» **GIVEN PROBLEM**
Identify the lines that contain the string "year" and copy all of them.

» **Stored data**
start

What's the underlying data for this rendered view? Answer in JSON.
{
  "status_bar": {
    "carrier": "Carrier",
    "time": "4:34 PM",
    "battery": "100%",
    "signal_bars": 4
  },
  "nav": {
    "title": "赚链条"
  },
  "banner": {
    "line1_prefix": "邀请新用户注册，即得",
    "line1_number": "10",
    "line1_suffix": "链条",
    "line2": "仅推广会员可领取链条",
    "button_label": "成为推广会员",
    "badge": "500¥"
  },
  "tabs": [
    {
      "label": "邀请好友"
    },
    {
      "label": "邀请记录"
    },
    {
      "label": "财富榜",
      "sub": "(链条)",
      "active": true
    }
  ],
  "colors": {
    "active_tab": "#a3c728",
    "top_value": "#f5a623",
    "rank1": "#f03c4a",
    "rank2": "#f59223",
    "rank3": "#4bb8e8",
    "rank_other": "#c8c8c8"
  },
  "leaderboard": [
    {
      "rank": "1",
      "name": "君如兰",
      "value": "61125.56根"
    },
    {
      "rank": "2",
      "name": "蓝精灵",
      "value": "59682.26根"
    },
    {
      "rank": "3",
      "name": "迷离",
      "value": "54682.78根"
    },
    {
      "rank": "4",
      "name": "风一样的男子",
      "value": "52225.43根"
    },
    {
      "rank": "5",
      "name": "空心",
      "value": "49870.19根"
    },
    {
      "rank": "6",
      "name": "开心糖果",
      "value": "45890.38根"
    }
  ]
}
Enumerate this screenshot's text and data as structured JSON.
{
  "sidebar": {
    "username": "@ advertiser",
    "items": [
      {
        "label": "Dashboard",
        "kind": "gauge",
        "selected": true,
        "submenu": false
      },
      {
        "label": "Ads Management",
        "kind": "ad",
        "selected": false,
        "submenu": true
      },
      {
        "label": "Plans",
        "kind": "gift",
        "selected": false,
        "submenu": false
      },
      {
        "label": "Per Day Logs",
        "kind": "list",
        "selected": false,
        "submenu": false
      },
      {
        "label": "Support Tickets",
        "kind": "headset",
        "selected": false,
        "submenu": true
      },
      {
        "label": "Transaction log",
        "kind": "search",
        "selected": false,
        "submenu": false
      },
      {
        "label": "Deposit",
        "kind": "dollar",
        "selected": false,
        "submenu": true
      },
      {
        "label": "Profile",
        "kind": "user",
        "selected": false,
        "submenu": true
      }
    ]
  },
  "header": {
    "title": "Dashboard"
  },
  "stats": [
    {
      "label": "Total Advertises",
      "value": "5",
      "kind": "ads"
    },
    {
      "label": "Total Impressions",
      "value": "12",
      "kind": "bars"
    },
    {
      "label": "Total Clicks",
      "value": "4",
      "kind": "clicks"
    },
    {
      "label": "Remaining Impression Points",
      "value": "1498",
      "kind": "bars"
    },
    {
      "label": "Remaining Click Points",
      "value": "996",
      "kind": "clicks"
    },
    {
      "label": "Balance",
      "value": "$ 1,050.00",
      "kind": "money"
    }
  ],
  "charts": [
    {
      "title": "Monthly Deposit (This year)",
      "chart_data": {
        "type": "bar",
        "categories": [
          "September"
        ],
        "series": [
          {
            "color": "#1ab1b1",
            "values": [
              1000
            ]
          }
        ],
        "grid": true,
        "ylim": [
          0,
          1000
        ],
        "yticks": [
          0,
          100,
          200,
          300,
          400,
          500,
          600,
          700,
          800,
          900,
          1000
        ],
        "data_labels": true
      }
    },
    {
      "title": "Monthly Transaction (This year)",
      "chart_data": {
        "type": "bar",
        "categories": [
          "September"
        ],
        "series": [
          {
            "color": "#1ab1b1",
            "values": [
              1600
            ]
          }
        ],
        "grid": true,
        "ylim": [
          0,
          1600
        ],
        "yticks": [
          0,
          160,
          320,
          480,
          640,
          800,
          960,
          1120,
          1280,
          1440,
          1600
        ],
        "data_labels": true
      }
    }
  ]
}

end

» **REPLY TO THE TASK**
      "title": "Monthly Deposit (This year)",
      "title": "Monthly Transaction (This year)",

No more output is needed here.